'''

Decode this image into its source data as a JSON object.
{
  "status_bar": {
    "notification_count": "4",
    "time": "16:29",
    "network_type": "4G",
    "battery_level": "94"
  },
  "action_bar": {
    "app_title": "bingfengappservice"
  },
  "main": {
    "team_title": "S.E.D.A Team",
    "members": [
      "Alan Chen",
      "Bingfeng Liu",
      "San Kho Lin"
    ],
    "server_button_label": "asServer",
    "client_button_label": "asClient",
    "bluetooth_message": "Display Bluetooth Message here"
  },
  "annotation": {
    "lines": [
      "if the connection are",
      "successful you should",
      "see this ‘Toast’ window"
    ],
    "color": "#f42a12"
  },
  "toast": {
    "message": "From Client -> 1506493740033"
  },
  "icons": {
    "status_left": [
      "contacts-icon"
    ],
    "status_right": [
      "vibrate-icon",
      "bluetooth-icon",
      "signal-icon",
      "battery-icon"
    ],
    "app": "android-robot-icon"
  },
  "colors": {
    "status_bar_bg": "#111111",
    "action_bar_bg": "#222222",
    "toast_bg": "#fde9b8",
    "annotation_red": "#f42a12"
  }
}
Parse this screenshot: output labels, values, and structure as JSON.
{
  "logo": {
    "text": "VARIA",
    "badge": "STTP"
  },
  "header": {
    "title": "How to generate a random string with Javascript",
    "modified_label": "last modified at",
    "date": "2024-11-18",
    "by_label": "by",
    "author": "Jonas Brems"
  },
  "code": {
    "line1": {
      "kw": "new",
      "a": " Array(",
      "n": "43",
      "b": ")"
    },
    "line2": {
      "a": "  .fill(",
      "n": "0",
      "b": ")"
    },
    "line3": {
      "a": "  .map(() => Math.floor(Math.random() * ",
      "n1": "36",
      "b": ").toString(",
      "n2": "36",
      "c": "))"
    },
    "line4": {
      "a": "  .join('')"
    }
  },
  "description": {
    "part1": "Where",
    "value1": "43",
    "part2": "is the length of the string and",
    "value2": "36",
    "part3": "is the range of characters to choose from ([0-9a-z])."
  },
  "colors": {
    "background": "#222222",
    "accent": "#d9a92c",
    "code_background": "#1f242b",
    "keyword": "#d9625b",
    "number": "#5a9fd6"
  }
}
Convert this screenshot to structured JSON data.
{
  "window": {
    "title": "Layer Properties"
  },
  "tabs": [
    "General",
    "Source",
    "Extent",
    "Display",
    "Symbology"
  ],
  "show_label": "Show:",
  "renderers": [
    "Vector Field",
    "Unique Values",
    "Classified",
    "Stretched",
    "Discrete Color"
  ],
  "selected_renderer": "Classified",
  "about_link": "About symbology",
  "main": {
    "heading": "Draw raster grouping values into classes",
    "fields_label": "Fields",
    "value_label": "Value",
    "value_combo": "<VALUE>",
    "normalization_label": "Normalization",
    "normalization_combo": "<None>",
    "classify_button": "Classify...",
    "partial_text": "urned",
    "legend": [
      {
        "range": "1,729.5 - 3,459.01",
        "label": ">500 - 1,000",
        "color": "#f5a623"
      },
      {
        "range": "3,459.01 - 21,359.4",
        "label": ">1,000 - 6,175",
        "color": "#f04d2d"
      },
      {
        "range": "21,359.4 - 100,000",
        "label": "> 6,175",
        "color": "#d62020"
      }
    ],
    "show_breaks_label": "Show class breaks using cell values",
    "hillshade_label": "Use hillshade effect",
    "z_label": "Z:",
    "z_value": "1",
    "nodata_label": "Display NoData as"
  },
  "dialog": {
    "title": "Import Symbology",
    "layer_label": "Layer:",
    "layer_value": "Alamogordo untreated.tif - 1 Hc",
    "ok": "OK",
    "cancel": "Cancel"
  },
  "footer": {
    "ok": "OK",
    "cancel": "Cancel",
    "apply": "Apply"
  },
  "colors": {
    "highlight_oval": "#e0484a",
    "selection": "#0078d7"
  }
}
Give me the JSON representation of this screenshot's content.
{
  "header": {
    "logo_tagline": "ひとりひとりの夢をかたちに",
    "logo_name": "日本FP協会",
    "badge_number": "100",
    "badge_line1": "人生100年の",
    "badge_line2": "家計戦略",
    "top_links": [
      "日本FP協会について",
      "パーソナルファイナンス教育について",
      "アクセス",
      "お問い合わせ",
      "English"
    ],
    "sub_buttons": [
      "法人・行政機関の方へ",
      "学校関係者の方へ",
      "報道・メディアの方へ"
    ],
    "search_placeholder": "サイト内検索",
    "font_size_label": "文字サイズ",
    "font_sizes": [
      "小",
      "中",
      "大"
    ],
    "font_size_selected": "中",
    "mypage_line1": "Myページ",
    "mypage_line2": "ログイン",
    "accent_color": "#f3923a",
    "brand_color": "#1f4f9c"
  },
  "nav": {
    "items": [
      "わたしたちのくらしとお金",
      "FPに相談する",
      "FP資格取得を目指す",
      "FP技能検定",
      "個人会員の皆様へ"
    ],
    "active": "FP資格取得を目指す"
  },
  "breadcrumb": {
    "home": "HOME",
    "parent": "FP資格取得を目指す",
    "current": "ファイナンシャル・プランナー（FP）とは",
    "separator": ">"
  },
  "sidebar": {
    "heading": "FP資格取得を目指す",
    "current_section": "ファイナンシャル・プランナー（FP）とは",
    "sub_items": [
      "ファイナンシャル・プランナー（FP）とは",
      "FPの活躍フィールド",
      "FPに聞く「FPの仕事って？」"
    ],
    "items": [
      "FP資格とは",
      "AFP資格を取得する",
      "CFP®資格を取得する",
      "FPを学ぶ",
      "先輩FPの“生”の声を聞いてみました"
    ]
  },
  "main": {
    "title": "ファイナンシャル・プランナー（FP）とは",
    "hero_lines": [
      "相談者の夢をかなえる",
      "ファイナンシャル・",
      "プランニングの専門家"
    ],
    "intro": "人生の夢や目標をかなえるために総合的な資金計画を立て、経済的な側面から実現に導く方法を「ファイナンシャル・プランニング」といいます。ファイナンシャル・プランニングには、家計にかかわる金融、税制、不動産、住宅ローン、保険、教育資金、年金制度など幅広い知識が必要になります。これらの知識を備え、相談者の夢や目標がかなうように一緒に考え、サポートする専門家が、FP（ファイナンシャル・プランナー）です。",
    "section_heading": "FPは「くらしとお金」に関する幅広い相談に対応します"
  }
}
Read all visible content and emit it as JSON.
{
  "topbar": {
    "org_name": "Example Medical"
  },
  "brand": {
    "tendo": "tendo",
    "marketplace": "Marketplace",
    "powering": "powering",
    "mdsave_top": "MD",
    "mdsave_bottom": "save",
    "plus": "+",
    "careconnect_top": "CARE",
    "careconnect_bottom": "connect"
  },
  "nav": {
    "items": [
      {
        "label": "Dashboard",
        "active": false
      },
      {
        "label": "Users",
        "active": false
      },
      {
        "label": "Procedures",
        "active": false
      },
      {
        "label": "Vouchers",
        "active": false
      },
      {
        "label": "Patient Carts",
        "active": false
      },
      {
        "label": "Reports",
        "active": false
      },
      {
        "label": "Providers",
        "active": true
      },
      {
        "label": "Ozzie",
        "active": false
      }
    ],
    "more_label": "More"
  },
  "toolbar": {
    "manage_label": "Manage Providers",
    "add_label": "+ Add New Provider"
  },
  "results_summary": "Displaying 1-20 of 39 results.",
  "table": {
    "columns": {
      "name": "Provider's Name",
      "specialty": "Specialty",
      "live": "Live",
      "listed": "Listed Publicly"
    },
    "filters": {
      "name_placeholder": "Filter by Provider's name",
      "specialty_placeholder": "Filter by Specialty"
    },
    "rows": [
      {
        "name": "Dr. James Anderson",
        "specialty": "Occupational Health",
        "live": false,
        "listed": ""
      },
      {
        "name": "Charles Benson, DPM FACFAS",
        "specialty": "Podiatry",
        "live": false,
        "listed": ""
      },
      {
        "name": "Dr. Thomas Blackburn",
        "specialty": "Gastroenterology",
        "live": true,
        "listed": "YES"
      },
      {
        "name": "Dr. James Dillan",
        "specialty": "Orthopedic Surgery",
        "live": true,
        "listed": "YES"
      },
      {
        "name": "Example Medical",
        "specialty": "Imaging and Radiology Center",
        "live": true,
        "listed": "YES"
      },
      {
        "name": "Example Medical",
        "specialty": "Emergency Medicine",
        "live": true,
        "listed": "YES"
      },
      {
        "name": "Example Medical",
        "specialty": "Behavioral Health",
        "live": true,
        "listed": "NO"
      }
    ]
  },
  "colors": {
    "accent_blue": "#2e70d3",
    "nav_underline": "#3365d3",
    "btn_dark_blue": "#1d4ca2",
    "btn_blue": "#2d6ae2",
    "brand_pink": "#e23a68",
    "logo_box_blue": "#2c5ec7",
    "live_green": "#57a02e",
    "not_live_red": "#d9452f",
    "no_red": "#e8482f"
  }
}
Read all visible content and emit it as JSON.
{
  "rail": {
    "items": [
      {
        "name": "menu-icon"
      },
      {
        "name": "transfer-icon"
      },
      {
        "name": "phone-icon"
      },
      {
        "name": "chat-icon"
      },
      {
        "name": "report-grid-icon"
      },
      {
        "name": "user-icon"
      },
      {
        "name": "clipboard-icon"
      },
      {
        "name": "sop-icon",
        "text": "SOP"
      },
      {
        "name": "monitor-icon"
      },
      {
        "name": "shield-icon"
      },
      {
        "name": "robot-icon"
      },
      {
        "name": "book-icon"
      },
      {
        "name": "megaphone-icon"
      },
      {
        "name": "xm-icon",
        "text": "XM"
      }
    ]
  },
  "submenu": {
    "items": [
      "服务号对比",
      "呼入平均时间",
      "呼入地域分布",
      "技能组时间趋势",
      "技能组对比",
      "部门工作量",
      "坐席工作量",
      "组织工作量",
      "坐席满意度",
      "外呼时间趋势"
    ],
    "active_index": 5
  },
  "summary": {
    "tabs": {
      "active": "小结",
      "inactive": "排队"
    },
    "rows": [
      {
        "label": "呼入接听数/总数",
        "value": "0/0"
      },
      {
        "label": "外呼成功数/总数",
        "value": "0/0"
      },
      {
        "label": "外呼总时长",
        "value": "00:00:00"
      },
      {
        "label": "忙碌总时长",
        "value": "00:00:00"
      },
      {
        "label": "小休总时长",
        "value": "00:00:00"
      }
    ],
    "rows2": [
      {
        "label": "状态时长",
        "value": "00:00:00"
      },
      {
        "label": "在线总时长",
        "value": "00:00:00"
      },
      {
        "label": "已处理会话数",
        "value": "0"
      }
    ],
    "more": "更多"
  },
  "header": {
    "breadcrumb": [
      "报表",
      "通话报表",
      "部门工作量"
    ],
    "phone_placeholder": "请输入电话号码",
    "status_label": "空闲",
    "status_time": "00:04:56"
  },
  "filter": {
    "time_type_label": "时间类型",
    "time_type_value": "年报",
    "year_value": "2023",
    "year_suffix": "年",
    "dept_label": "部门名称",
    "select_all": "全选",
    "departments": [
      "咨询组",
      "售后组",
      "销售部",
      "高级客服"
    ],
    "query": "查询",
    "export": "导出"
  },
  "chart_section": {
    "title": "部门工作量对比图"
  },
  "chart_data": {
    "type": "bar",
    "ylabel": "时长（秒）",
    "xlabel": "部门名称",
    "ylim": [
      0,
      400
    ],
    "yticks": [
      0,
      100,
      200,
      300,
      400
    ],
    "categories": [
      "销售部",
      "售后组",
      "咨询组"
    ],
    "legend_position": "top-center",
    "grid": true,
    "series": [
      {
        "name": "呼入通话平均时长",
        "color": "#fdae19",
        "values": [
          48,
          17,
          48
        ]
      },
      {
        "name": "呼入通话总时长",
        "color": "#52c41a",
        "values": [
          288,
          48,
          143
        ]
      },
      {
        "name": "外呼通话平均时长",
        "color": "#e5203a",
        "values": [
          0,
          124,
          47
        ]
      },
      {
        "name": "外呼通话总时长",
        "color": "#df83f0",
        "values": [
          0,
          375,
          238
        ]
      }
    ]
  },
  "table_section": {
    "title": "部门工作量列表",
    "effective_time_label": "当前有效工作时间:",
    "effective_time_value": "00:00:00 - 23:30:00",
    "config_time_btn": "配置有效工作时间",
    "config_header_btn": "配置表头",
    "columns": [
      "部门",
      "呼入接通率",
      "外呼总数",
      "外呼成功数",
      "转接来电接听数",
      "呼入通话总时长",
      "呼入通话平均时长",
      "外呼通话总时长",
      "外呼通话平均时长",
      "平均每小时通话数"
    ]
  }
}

'''

Determine how many lines in the listing above hold the word "this", answering with the number only.

### WRITTEN SOLUTION
5